What is to be printed is the span of lines starting at the one containing "Read all visible content and emit it as JSON." and ending at the one containing "Give me the", reproduced exactly with pictures left out.

(Dataset excerpts)
◆ ◆ ◆ ◆

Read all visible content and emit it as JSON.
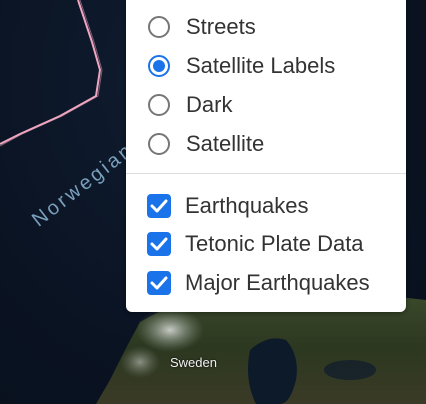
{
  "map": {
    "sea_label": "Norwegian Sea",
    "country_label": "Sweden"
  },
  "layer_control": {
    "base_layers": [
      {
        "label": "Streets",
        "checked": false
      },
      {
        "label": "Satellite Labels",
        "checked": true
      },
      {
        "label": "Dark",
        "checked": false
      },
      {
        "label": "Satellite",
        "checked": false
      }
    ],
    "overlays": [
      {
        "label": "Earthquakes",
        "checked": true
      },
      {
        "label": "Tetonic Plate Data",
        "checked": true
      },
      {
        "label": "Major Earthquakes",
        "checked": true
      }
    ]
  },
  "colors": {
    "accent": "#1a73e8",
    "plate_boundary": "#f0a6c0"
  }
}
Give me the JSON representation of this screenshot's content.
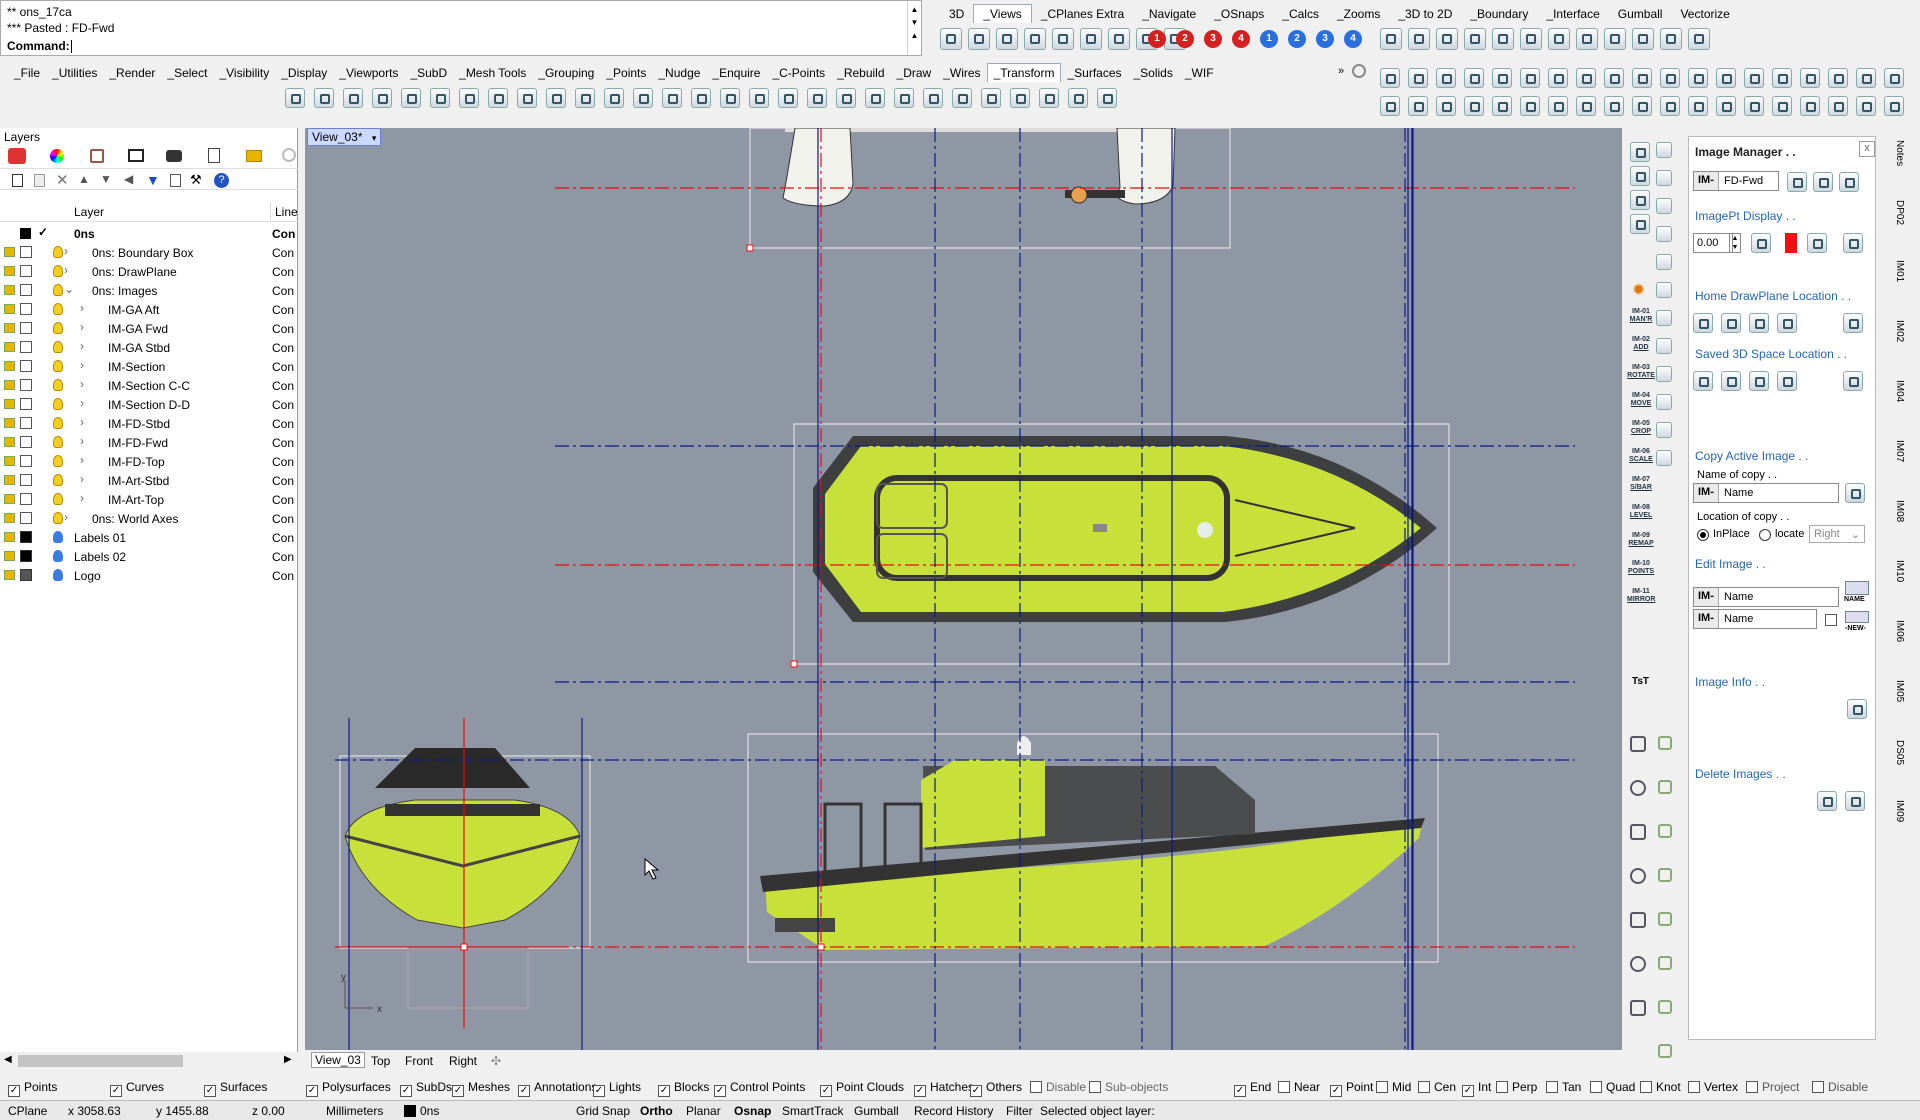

◆ ◆ ◆ ◆

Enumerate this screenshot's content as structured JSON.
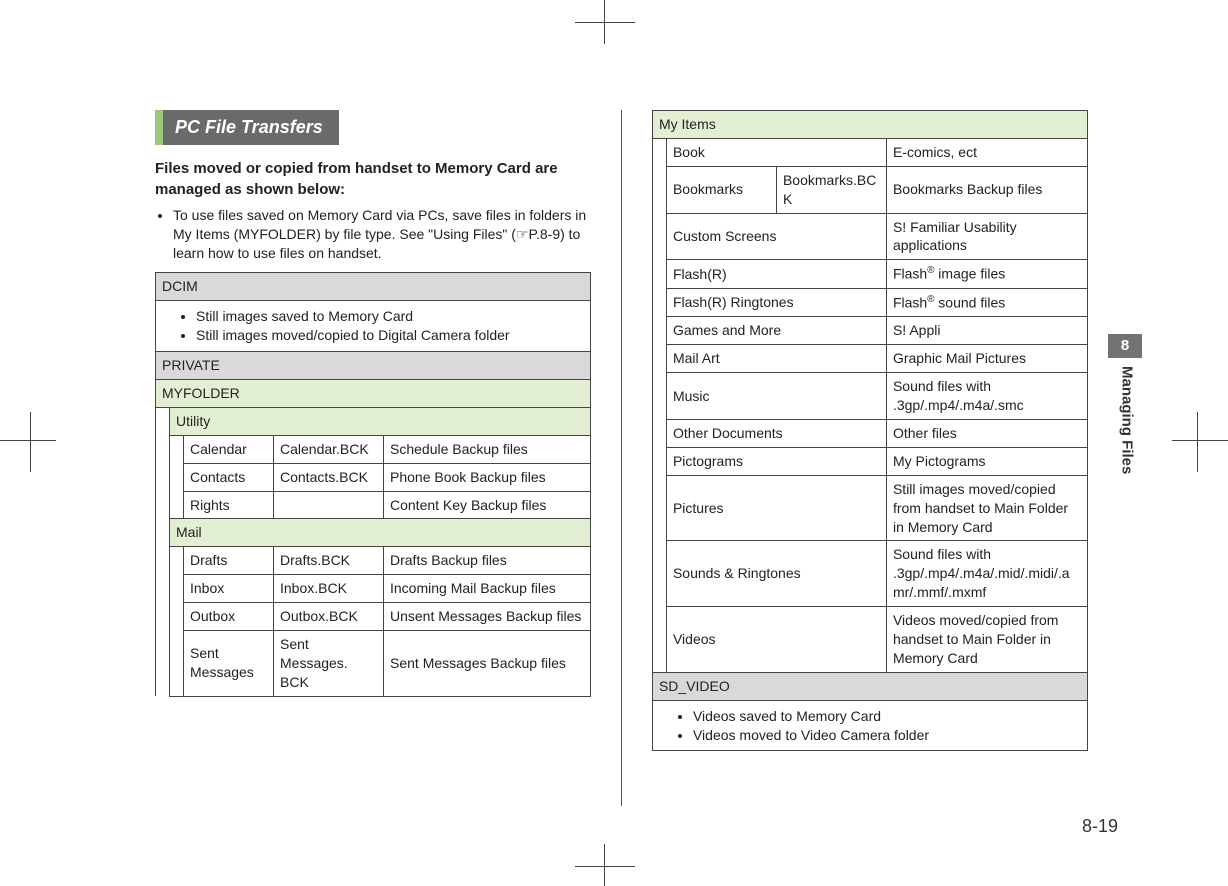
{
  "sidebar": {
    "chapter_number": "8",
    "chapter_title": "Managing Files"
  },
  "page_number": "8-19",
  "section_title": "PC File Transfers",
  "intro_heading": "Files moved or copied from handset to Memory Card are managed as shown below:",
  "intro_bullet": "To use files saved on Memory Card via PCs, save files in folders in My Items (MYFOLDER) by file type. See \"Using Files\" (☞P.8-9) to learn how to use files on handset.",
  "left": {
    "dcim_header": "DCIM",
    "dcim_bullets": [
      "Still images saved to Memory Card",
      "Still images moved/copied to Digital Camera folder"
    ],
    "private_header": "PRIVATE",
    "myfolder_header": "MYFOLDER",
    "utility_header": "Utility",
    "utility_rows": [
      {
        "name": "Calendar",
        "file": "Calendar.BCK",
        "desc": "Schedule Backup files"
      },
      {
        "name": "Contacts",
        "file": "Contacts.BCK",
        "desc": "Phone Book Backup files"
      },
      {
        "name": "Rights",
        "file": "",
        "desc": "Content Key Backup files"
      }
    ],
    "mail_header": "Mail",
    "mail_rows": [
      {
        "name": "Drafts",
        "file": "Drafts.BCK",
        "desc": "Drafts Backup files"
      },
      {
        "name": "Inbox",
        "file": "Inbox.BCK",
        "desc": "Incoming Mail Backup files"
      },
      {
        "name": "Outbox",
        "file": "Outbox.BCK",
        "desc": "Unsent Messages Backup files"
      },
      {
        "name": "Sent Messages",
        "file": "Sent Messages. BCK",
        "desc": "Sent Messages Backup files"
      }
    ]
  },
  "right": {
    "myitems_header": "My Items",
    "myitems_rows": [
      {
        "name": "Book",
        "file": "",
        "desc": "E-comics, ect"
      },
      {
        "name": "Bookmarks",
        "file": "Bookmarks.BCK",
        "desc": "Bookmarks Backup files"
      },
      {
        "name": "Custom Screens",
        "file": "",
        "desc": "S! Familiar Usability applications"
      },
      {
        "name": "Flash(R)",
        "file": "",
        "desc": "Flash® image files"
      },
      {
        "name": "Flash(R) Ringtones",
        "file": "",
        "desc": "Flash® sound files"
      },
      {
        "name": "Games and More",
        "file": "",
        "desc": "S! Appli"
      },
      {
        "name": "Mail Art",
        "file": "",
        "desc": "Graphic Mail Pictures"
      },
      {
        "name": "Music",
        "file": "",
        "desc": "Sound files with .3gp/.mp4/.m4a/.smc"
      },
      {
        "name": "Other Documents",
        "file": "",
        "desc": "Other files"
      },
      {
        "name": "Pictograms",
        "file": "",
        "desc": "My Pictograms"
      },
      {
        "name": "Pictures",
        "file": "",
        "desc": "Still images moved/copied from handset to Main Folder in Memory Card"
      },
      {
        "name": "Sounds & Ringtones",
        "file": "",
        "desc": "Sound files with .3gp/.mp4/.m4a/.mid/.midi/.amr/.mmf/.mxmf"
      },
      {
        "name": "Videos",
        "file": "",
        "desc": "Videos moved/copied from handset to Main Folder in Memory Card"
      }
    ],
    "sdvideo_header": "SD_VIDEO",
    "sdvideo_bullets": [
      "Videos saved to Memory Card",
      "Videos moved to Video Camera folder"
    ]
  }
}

◆ ◆ ◆ ◆

(WRITTEN SOLUTION):
Read all visible content and emit it as JSON.
{
  "map": {
    "sea_label": "Norwegian Sea",
    "country_label": "Sweden"
  },
  "layer_control": {
    "base_layers": [
      {
        "label": "Streets",
        "checked": false
      },
      {
        "label": "Satellite Labels",
        "checked": true
      },
      {
        "label": "Dark",
        "checked": false
      },
      {
        "label": "Satellite",
        "checked": false
      }
    ],
    "overlays": [
      {
        "label": "Earthquakes",
        "checked": true
      },
      {
        "label": "Tetonic Plate Data",
        "checked": true
      },
      {
        "label": "Major Earthquakes",
        "checked": true
      }
    ]
  },
  "colors": {
    "accent": "#1a73e8",
    "plate_boundary": "#f0a6c0"
  }
}
Give me the JSON representation of this screenshot's content.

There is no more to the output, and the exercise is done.